▸ Ausgangstext:
--------------------------------

Des Extremismus verdächtige Abgeordnete von der Kontrolle des Verfassungsschutzes auszuschließen, wäre falsch. Gerade die Opposition muss dabei sein.

Seit 2023 im Neubau: niedersächsisches Landesamt für Verfassungsschutz Foto: Marco Rauch/dpa

O b Parteien, die mindestens mit einem Bein nicht mehr auf dem Boden des Grundgesetzes stehen, den Verfassungsschutz kontrollieren sollen, ist eine Frage, die zu manchen Paradoxien führt. Natürlich ist es skurril, dass Verfassungsfeinde die Behörde beobachten sollen, die sie selbst beobachtet. Ebenso bizarr ist aber, dass der Verfassungsschutz darüber bestimmen soll, wer ihn beobachten darf.

--------------------------------

▸ Auflistungen umrahmter Layoutelemente:

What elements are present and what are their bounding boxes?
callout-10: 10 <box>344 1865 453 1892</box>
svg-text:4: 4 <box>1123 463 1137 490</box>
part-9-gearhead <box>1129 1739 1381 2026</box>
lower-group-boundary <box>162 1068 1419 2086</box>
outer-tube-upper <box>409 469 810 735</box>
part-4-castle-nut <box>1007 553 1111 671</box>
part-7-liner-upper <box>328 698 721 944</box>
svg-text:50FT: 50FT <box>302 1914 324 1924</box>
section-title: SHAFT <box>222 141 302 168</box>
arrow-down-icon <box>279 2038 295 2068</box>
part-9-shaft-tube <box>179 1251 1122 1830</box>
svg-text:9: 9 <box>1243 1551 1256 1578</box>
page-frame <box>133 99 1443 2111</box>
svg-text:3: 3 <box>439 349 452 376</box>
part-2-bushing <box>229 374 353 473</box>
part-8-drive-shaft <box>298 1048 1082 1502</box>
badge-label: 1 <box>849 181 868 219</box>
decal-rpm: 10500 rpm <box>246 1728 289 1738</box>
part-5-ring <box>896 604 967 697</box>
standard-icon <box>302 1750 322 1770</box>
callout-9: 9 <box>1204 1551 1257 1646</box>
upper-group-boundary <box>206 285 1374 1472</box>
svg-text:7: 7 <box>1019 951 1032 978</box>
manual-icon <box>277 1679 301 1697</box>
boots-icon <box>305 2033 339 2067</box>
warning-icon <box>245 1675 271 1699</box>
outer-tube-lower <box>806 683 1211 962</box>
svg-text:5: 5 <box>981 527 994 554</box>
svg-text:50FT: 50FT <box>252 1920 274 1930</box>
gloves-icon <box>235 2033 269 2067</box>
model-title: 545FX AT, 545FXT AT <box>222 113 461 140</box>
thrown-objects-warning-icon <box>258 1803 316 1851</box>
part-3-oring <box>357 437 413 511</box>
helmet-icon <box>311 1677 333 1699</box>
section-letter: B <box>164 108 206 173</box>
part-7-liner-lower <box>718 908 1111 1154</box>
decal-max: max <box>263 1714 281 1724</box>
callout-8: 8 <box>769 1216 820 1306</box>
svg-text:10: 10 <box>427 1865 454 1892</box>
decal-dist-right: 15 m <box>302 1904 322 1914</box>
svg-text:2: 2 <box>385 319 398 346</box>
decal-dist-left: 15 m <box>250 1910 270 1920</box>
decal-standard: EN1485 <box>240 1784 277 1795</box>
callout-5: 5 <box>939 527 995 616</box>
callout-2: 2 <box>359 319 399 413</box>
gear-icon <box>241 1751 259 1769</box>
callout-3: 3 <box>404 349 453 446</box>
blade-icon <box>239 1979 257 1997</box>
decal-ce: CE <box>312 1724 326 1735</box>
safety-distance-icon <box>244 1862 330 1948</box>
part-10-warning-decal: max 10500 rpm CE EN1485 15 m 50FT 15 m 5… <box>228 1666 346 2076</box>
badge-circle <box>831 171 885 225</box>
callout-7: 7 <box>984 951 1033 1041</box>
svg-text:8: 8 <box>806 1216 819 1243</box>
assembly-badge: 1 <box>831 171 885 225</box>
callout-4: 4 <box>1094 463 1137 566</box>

--------------------------------

▸ Aufgabe 1: Seit wann ist das niedersächsische Landesamt für Verfassungsschutz laut dem Ausgangstext im Neubau untergebracht?
▸ Aufgabe 2: Gib die Datensätze noch einmal wieder, und zwar von ihrem Anfang bis einschließlich der Zeile mit "badge-label: 1 <box>849 181 868 219</box>".

▸ Vollständige Lösung 1: Seit 2023.

▸ Vollständige Lösung 2:
What elements are present and what are their bounding boxes?
callout-10: 10 <box>344 1865 453 1892</box>
svg-text:4: 4 <box>1123 463 1137 490</box>
part-9-gearhead <box>1129 1739 1381 2026</box>
lower-group-boundary <box>162 1068 1419 2086</box>
outer-tube-upper <box>409 469 810 735</box>
part-4-castle-nut <box>1007 553 1111 671</box>
part-7-liner-upper <box>328 698 721 944</box>
svg-text:50FT: 50FT <box>302 1914 324 1924</box>
section-title: SHAFT <box>222 141 302 168</box>
arrow-down-icon <box>279 2038 295 2068</box>
part-9-shaft-tube <box>179 1251 1122 1830</box>
svg-text:9: 9 <box>1243 1551 1256 1578</box>
page-frame <box>133 99 1443 2111</box>
svg-text:3: 3 <box>439 349 452 376</box>
part-2-bushing <box>229 374 353 473</box>
part-8-drive-shaft <box>298 1048 1082 1502</box>
badge-label: 1 <box>849 181 868 219</box>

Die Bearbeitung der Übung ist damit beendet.